• **Provided passage**:
- To improve functioning in an early intervention context
- Other parties: where it is a time limited intervention to improve functioning following an acute event, medical treatment or accident (e.g. to improve functioning immediately following a stroke or acquired brain injury)
- Care and supervision by clinically trained staff, including delegated care
- NDIS: where this is required because of the participant’s functional impairment and integrally connected to the participant’s support needs to live independently and to participate in education and employment (e.g. supervision of delegated care for ongoing high care needs, such as PEG feeding, catheter care, skin integrity checks or tracheostomy tube changes) (see Decision Tree below)
- Other parties: where the primary purpose is to treat or manage a medical condition or recovery after medical treatment
- Assistance with daily personal activities and participation in community activities
- NDIS: where the assistance is related to an ongoing functional impairment (however not in hospitals, except where a continuation of any assistance for communication and challenging behaviours),
- Other parties: where the participant’s need is temporary to recover from a medical condition or event through post-acute care
- Aids and equipment
- NDIS: aids and equipment which are permanent and for the purpose of improving functioning and related to a participant’s self-care needs (including continence aids and catheters), except for medical or surgical procedures (e.g. the NDIS would not be responsible for providing continence aids and catheters for participants undergoing treatment within hospital settings),
- Other parties: aids and equipment which are for the permanent or temporary purpose of regulating or treating a medical or health condition or aids and equipment associated with medical or surgical procedures and post-acute recovery
- Diagnosis and assessment of health conditions, including ongoing or chronic health conditions (e.g. aged care, developmental delay)

• **Supplied information**:

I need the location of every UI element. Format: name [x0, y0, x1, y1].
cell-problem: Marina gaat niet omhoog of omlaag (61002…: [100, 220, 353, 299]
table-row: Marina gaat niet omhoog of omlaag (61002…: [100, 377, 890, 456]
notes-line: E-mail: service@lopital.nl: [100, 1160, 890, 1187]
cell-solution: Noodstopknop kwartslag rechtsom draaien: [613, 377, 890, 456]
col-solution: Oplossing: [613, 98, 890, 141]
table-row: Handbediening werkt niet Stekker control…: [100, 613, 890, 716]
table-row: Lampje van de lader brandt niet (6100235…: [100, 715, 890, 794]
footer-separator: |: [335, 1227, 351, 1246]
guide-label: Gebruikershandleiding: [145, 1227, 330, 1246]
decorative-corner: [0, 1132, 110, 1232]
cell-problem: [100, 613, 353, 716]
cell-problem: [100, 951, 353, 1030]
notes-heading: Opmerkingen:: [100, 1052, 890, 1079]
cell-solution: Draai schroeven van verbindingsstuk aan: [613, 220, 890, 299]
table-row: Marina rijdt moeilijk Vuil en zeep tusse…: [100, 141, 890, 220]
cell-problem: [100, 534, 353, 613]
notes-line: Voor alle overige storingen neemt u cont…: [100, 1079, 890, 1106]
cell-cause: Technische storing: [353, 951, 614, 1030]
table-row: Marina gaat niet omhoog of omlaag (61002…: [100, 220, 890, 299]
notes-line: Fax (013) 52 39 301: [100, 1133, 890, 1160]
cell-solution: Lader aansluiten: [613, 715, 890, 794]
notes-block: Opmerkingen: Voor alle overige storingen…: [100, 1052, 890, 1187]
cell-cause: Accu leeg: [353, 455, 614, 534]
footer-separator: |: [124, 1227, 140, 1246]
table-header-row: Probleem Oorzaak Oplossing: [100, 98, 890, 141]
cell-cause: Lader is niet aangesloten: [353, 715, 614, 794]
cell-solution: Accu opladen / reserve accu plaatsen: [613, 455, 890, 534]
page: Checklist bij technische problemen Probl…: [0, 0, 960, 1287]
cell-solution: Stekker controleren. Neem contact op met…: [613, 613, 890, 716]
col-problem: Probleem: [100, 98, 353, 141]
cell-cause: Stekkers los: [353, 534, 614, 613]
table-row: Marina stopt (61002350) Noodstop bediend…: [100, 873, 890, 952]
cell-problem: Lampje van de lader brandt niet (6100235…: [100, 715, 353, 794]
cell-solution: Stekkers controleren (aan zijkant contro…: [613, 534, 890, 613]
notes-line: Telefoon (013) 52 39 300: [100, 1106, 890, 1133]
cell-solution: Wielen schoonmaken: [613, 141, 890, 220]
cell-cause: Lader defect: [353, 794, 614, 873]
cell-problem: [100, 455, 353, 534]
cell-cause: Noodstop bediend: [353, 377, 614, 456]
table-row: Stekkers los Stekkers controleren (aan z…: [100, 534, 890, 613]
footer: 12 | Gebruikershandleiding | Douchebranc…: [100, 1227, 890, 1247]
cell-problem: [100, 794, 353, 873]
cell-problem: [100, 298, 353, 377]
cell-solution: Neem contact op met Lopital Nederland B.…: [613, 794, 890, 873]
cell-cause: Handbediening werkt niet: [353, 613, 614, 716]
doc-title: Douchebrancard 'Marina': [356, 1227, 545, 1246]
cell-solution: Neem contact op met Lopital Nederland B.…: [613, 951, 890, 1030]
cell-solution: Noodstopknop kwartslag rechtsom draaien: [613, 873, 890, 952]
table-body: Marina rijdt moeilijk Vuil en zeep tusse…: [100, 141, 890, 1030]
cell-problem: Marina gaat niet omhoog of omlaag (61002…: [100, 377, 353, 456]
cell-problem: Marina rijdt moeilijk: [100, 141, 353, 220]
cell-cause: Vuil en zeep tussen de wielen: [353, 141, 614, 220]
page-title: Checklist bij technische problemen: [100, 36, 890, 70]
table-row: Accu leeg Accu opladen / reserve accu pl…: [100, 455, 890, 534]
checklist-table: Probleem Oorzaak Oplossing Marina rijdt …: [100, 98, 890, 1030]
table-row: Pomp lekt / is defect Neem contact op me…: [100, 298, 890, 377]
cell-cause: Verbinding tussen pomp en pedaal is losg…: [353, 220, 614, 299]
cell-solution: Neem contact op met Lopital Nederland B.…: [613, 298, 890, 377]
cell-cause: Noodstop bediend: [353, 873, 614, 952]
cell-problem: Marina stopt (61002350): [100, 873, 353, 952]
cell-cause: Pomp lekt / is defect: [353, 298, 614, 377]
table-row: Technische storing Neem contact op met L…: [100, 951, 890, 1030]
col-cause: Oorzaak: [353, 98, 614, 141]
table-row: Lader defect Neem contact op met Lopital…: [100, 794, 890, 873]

• **Assigned task A**:
In the passage on NDIS and other parties' supports, what examples are given of ongoing high care needs for which the NDIS supervises delegated care?
• **Assigned task B**:
Put this line from the passage on NDIS and other parties' supports into Spanish: "Other parties: where the participant’s need is temporary to recover from a medical condition or event through post-acute care".
• **Assigned task C**:
Decide whether each statement agrees with the passage on NDIS and other parties' supports. Answer yes or no and quote the words from the passage that decide it.
(i) The NDIS provides continence aids and catheters to participants undergoing treatment within hospital settings.
(ii) Other parties are responsible for aids and equipment associated with post-acute recovery.
(iii) Improving functioning immediately following a stroke is given as an example of a time limited intervention for other parties.

• **Task result A**:
PEG feeding, catheter care, skin integrity checks or tracheostomy tube changes.

• **Task result B**:
Otras partes: cuando la necesidad del participante es temporal para recuperarse de una afección médica o de un evento mediante atención posaguda

• **Task result C**:
(i) No: "the NDIS would not be responsible for providing continence aids and catheters for participants undergoing treatment within hospital settings"
(ii) Yes: "aids and equipment associated with medical or surgical procedures and post-acute recovery"
(iii) Yes: "to improve functioning immediately following a stroke or acquired brain injury"